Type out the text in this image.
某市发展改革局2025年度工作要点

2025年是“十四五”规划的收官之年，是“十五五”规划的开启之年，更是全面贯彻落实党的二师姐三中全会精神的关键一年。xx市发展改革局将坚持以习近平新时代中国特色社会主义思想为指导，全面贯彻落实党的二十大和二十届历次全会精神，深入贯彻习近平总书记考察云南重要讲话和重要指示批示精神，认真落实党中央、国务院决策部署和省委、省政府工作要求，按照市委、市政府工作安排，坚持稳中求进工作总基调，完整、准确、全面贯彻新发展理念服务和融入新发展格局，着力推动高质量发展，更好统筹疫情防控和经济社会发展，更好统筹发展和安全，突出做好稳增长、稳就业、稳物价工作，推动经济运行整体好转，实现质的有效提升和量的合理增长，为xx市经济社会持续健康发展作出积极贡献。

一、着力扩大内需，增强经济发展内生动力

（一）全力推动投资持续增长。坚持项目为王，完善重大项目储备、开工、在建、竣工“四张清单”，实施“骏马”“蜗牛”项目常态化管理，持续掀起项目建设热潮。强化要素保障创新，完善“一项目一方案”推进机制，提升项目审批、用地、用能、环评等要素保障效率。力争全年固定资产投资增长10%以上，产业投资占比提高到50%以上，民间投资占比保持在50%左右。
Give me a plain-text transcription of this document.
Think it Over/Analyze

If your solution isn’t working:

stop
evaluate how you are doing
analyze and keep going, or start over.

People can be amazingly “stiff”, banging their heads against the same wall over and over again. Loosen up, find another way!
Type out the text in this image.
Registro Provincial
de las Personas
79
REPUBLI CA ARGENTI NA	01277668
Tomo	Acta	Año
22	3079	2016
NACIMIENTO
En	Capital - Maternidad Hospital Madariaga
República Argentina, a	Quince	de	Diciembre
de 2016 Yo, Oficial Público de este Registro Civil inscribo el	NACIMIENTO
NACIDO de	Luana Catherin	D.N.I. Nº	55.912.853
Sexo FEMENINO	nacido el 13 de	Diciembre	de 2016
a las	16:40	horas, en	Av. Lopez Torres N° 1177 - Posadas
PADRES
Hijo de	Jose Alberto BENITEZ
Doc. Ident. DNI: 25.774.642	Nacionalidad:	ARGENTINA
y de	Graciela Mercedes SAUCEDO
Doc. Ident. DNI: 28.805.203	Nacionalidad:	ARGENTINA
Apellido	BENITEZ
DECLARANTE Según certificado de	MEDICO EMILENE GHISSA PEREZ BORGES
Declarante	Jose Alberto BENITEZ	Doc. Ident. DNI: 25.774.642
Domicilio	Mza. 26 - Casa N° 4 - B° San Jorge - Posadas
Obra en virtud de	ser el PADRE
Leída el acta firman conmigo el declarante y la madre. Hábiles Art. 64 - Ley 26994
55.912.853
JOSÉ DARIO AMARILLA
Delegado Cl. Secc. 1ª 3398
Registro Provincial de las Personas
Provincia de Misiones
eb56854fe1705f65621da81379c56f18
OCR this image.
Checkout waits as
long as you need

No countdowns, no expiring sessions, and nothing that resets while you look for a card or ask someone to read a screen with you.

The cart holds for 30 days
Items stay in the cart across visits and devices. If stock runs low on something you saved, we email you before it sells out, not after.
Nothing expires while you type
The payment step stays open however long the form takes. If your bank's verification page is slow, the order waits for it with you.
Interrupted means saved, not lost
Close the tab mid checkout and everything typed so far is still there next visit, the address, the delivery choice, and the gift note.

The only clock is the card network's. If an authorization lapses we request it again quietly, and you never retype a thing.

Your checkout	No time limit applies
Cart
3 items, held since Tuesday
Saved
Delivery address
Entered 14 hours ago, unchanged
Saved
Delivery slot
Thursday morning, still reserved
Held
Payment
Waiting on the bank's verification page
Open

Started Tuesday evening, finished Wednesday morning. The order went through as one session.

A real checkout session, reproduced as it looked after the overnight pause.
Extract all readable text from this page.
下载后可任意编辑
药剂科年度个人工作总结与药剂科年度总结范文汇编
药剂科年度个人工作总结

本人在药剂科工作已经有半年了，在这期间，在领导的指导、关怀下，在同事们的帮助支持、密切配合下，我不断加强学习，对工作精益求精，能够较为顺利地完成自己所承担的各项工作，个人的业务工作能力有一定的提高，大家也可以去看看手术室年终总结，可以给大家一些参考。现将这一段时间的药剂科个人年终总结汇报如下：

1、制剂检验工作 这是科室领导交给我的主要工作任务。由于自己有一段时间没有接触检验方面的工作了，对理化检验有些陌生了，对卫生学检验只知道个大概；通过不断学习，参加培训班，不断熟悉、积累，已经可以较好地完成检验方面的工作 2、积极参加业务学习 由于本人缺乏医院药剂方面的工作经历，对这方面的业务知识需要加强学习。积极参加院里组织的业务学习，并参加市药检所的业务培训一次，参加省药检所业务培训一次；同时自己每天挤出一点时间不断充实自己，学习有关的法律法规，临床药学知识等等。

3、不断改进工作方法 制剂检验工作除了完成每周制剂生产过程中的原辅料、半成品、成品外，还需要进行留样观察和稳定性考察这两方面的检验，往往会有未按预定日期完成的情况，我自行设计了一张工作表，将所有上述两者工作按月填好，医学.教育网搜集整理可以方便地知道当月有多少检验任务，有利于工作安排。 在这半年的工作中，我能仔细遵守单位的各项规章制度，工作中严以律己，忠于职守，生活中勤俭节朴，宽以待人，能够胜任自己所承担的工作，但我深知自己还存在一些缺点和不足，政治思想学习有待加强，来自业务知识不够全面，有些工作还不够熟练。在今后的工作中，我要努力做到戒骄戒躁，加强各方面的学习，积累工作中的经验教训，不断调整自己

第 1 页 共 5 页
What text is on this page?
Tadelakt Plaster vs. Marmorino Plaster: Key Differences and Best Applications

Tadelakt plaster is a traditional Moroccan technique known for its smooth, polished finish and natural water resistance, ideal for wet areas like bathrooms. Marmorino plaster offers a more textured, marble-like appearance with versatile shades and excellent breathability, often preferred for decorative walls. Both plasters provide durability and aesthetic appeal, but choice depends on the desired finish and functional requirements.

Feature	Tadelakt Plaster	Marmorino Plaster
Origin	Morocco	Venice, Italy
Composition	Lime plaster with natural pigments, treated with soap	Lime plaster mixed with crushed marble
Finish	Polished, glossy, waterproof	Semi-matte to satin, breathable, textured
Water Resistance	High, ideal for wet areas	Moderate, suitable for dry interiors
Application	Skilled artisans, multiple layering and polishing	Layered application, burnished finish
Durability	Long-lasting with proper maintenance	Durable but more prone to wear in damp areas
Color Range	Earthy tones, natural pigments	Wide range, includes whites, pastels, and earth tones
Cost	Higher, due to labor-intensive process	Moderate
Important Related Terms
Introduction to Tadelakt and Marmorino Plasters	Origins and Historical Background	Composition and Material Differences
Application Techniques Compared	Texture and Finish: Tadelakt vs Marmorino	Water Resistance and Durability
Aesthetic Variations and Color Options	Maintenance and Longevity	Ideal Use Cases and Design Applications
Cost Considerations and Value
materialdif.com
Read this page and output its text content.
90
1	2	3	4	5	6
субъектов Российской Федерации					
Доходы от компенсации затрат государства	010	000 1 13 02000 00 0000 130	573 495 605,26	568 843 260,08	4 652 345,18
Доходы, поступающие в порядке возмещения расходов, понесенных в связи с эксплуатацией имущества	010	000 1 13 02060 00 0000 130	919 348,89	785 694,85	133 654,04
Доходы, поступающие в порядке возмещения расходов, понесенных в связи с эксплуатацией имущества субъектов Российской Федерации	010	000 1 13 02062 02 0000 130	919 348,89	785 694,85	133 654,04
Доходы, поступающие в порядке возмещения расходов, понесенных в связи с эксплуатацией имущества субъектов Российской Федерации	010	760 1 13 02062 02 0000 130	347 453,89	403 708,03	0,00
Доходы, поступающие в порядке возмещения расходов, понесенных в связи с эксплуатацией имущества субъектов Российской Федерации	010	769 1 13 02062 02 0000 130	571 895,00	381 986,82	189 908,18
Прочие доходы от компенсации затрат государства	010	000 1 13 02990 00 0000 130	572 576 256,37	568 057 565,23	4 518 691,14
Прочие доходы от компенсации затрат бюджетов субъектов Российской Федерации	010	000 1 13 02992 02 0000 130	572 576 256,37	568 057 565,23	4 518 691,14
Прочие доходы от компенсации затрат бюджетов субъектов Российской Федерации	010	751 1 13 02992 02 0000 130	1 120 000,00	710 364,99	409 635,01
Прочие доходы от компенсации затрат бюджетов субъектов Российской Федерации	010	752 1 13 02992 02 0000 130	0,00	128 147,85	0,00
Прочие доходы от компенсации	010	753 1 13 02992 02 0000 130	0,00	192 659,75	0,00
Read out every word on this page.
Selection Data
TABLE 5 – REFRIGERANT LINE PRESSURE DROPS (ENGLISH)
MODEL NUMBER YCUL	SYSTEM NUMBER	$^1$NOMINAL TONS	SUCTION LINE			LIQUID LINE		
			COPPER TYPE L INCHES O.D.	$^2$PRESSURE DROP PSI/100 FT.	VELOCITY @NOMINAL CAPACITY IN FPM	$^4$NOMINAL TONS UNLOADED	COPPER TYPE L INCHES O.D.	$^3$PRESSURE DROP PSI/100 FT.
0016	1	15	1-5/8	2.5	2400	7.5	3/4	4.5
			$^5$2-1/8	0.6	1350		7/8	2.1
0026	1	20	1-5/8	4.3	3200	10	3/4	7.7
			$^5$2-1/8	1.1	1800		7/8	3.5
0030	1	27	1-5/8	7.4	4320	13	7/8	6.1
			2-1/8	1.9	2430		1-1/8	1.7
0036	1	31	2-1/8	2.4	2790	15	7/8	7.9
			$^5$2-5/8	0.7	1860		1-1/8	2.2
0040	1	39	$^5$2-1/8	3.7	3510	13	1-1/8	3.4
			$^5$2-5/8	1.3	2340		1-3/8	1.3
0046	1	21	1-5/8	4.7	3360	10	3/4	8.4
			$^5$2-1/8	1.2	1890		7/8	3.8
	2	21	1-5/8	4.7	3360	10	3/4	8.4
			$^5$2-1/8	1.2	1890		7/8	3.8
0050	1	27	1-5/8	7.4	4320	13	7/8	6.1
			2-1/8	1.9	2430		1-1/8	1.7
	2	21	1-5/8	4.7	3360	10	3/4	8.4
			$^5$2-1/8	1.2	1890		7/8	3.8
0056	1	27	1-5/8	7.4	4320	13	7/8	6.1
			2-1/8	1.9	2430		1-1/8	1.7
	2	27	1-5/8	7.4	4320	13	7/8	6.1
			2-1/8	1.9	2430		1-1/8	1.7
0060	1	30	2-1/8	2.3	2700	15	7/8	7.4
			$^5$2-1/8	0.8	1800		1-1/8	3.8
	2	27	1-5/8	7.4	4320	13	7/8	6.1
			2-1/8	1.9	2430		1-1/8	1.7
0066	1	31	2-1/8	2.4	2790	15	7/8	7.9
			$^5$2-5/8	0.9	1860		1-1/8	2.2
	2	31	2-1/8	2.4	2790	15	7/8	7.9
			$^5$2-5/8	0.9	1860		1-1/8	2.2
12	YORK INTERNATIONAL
----
- WHAT IS NEEDED -
How many lines in these records hold the string "textured"? Reply with the number alone.

- SOLVED EXERCISE -
2